* **Entries shown**:
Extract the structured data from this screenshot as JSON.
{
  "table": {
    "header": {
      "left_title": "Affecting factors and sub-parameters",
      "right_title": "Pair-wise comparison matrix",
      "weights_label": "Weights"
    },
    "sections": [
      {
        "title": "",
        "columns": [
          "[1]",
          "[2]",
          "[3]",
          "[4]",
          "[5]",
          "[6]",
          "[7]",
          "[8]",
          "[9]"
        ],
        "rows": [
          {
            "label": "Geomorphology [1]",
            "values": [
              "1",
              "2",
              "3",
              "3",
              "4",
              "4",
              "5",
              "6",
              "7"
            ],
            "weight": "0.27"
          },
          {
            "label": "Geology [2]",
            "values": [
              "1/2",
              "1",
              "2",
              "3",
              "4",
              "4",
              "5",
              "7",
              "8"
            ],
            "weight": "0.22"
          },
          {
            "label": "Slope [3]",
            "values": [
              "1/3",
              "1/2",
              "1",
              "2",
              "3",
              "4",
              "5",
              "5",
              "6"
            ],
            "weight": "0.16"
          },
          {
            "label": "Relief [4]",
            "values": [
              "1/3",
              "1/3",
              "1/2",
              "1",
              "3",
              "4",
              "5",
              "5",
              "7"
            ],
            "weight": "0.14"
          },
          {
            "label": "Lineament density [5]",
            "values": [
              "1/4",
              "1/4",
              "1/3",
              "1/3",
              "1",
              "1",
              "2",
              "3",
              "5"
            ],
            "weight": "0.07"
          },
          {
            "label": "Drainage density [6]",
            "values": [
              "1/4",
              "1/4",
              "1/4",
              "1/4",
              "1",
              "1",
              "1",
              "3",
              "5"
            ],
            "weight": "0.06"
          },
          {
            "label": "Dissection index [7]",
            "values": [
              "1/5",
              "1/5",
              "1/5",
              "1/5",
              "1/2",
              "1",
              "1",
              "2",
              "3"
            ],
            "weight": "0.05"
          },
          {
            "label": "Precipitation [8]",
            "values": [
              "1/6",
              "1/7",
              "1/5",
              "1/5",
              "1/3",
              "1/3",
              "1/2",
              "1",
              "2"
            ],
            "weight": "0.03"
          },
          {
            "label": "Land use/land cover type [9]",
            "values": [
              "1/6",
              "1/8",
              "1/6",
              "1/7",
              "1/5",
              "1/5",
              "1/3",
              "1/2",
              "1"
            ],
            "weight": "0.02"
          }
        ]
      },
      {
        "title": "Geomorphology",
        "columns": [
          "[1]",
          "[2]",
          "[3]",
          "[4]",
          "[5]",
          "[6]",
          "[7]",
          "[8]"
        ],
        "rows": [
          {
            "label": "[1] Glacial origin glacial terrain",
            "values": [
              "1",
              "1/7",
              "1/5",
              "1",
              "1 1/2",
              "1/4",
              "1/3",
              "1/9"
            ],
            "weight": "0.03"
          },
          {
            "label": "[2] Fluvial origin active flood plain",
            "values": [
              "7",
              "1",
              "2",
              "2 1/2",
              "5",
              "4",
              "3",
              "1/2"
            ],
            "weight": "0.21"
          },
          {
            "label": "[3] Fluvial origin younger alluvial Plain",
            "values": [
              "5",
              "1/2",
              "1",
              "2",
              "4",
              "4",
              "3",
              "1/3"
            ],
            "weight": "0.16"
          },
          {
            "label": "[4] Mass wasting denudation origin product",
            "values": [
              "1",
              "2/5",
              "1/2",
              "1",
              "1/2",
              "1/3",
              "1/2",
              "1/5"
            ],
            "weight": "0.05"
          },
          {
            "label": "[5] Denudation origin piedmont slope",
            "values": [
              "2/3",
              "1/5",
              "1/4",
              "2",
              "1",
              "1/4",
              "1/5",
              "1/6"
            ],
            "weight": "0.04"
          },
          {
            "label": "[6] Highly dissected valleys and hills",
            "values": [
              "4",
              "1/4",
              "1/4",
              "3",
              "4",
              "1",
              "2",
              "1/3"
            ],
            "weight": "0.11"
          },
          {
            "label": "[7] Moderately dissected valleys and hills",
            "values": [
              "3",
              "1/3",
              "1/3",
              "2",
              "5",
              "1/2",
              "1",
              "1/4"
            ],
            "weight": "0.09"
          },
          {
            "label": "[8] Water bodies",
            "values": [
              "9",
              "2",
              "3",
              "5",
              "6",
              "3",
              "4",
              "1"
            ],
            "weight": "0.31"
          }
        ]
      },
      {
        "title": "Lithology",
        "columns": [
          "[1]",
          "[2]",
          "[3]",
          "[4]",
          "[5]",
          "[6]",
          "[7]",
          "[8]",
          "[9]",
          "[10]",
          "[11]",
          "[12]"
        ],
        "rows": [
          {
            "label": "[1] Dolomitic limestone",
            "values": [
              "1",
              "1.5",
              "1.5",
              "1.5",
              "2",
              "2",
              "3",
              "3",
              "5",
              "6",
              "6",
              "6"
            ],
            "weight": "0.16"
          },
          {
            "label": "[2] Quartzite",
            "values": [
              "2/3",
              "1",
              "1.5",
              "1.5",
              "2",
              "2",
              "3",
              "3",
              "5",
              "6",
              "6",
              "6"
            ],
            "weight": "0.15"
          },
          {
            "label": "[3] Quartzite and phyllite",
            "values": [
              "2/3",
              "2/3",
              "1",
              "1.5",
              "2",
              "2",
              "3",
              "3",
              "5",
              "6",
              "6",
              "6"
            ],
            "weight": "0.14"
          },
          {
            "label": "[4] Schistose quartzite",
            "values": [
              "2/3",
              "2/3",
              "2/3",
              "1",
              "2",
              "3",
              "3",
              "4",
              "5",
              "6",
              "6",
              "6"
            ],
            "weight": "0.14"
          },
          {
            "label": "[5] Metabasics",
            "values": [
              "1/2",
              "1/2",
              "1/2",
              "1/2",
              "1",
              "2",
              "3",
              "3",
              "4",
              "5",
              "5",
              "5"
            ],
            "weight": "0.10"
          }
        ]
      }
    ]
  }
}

* **Problem to solve**:
Pick out the lines containing the string "hills".

* **Final answer**:
            "label": "[6] Highly dissected valleys and hills",
            "label": "[7] Moderately dissected valleys and hills",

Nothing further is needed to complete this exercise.